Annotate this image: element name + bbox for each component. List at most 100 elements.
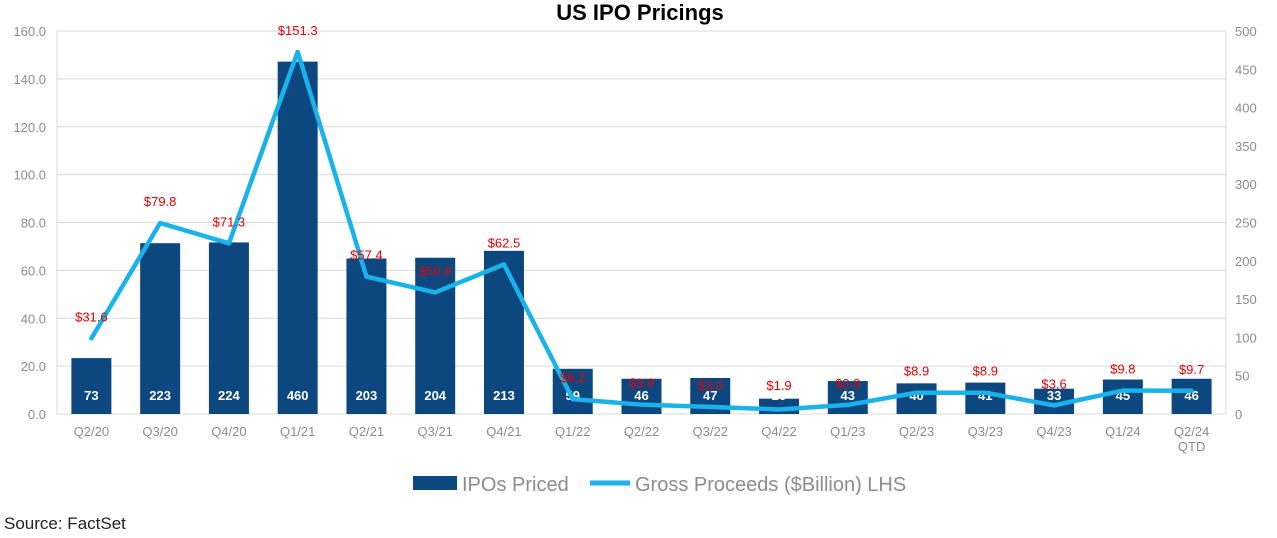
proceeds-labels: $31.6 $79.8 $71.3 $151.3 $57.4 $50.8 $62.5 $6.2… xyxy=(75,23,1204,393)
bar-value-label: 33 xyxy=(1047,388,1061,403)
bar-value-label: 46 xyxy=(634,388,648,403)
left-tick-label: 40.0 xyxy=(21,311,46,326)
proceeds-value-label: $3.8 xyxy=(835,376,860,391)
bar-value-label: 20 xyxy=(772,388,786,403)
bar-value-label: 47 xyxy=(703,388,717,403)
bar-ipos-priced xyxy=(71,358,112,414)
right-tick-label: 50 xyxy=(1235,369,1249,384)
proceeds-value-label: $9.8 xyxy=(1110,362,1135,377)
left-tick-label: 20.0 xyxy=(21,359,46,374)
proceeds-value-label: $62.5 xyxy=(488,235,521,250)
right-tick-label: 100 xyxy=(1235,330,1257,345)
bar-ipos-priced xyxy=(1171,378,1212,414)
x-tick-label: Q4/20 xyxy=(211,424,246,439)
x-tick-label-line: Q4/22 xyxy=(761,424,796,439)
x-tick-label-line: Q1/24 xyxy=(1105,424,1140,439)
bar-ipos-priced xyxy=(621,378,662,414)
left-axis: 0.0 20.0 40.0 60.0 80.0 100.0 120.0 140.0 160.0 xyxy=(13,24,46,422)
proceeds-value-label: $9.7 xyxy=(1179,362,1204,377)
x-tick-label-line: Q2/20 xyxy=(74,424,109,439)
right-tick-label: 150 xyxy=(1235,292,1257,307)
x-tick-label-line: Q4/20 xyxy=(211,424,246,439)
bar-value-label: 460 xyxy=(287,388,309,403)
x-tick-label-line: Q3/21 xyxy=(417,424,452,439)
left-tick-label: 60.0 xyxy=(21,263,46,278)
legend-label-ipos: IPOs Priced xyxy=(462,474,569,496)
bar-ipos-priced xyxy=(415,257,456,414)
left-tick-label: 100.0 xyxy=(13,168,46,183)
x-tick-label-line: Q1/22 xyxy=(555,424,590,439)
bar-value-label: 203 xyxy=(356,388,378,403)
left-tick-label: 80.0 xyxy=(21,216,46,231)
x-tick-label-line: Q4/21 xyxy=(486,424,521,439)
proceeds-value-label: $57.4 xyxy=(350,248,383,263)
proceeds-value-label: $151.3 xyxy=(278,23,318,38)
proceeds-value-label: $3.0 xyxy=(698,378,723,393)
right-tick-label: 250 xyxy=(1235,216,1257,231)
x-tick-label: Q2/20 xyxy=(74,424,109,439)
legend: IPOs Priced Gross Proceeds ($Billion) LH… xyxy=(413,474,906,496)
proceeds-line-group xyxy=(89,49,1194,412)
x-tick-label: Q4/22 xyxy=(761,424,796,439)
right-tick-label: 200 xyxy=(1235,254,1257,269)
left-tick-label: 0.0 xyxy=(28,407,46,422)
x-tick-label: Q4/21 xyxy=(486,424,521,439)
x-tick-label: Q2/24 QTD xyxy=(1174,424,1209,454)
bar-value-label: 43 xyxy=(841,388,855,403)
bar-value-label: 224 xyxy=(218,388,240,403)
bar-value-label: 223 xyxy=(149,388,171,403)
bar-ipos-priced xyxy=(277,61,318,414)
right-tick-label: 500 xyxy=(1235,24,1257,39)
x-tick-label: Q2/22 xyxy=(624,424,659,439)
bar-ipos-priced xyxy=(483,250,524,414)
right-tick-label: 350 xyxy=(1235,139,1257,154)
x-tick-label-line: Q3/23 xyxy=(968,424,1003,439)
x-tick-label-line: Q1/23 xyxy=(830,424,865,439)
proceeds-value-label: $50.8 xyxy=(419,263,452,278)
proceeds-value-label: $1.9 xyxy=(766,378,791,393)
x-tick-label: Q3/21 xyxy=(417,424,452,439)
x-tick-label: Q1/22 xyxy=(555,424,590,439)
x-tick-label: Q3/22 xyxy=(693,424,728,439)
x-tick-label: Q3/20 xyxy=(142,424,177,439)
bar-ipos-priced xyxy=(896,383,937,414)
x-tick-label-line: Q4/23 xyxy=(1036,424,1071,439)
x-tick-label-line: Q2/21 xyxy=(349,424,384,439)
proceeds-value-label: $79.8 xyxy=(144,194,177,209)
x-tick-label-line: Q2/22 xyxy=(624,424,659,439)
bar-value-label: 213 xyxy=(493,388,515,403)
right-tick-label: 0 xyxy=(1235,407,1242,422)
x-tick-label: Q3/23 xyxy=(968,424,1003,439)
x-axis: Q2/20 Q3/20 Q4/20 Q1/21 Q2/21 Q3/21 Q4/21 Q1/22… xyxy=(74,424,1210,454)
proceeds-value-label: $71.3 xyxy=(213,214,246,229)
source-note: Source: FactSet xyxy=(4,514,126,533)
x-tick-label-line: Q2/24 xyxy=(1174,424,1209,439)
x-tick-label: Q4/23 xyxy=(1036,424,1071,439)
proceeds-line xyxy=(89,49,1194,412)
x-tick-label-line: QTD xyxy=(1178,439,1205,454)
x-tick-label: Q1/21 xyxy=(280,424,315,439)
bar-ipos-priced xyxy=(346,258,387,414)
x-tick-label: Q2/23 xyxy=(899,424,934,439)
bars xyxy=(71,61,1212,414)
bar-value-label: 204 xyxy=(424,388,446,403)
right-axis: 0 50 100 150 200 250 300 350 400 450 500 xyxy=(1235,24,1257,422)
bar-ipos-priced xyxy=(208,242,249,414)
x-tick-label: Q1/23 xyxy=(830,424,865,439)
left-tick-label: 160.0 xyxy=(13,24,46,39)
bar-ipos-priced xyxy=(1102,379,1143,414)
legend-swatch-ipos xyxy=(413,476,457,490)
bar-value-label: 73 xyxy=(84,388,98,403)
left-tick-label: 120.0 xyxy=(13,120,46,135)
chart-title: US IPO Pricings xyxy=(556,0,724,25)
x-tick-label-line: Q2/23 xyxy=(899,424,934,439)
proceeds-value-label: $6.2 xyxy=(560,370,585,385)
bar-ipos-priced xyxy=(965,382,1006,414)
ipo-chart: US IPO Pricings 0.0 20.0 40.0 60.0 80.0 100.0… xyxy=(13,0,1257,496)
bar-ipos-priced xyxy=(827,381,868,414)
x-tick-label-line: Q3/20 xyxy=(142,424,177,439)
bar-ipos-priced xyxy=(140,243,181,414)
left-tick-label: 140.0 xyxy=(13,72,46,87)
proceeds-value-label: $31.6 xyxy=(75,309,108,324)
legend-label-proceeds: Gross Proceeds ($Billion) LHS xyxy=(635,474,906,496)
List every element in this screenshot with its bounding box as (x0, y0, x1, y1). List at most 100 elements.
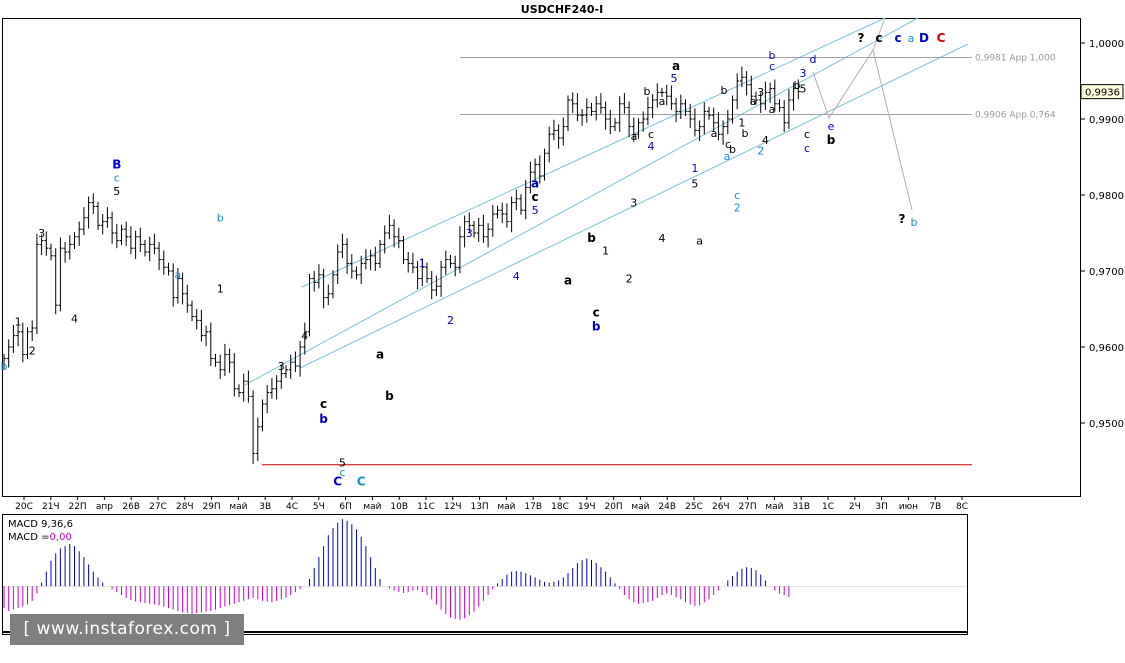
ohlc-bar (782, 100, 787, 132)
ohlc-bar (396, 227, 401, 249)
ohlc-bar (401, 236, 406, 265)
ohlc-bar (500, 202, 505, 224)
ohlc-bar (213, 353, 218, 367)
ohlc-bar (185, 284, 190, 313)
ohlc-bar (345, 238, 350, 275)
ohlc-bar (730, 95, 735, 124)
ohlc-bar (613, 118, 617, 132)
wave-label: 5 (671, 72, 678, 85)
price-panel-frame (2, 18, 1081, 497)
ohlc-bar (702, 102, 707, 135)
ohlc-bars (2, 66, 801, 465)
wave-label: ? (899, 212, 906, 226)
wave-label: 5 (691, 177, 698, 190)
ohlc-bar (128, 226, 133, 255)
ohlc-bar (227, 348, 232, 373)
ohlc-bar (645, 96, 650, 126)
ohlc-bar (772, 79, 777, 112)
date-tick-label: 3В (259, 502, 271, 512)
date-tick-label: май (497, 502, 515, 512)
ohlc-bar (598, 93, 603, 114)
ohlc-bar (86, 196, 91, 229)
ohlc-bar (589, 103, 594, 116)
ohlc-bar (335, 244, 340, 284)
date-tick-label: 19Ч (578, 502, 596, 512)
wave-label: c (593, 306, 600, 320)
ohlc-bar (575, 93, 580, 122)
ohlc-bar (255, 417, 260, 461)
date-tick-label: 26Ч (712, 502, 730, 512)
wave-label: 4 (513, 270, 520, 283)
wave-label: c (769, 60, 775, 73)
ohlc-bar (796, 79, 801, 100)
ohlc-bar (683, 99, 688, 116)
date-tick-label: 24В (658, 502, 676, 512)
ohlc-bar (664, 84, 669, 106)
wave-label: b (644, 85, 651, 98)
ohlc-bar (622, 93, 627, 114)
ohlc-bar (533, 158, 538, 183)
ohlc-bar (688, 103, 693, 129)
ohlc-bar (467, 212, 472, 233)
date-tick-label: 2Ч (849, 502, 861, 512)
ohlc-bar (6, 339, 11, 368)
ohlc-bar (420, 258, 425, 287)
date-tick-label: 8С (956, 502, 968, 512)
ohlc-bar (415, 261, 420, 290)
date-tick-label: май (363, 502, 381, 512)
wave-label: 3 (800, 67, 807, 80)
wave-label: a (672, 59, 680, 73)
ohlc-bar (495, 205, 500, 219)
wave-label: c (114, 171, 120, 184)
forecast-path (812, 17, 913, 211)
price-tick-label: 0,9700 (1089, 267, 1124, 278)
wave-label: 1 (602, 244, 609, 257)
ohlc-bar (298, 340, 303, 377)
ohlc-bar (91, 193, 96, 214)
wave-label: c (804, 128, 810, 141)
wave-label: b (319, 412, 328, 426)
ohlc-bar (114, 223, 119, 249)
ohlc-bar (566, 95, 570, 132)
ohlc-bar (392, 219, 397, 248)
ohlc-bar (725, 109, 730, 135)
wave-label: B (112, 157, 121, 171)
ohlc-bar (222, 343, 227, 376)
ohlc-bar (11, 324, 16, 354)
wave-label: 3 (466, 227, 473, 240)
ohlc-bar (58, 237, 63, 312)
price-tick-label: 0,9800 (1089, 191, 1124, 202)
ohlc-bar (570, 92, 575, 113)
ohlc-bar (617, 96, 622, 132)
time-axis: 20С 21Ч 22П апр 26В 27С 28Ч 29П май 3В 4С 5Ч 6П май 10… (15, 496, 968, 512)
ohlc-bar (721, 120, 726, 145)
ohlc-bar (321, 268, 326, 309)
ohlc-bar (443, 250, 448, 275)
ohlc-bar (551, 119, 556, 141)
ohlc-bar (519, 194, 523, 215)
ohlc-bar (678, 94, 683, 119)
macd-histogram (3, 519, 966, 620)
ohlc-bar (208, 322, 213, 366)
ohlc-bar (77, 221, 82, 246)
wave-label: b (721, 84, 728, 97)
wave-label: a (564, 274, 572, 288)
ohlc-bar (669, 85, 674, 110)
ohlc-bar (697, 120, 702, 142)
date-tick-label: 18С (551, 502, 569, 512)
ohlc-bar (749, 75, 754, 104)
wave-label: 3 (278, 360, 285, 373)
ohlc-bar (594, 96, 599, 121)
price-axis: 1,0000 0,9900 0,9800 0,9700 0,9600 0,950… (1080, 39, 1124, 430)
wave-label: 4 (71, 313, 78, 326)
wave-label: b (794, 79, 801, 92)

▶ **What this task involves**
Write out the lines of the listing above, starting with the line that contains "ohlc-bar (782, 100, 787, 132)" and going on through the line that contains "date-tick-label: 2Ч (849, 502, 861, 512)", both included.

▶ **Answer to this problem**
ohlc-bar (782, 100, 787, 132)
ohlc-bar (396, 227, 401, 249)
ohlc-bar (401, 236, 406, 265)
ohlc-bar (500, 202, 505, 224)
ohlc-bar (213, 353, 218, 367)
ohlc-bar (185, 284, 190, 313)
ohlc-bar (345, 238, 350, 275)
ohlc-bar (730, 95, 735, 124)
ohlc-bar (613, 118, 617, 132)
wave-label: 5 (671, 72, 678, 85)
price-panel-frame (2, 18, 1081, 497)
ohlc-bar (702, 102, 707, 135)
ohlc-bars (2, 66, 801, 465)
wave-label: ? (899, 212, 906, 226)
wave-label: 5 (691, 177, 698, 190)
ohlc-bar (128, 226, 133, 255)
ohlc-bar (227, 348, 232, 373)
ohlc-bar (645, 96, 650, 126)
ohlc-bar (772, 79, 777, 112)
date-tick-label: 3В (259, 502, 271, 512)
date-tick-label: май (497, 502, 515, 512)
ohlc-bar (598, 93, 603, 114)
ohlc-bar (86, 196, 91, 229)
ohlc-bar (589, 103, 594, 116)
ohlc-bar (335, 244, 340, 284)
date-tick-label: 19Ч (578, 502, 596, 512)
wave-label: c (593, 306, 600, 320)
ohlc-bar (575, 93, 580, 122)
ohlc-bar (255, 417, 260, 461)
date-tick-label: 26Ч (712, 502, 730, 512)
wave-label: 4 (513, 270, 520, 283)
wave-label: c (769, 60, 775, 73)
ohlc-bar (796, 79, 801, 100)
ohlc-bar (683, 99, 688, 116)
date-tick-label: 24В (658, 502, 676, 512)
ohlc-bar (664, 84, 669, 106)
wave-label: b (644, 85, 651, 98)
ohlc-bar (622, 93, 627, 114)
ohlc-bar (533, 158, 538, 183)
ohlc-bar (688, 103, 693, 129)
ohlc-bar (467, 212, 472, 233)
date-tick-label: 2Ч (849, 502, 861, 512)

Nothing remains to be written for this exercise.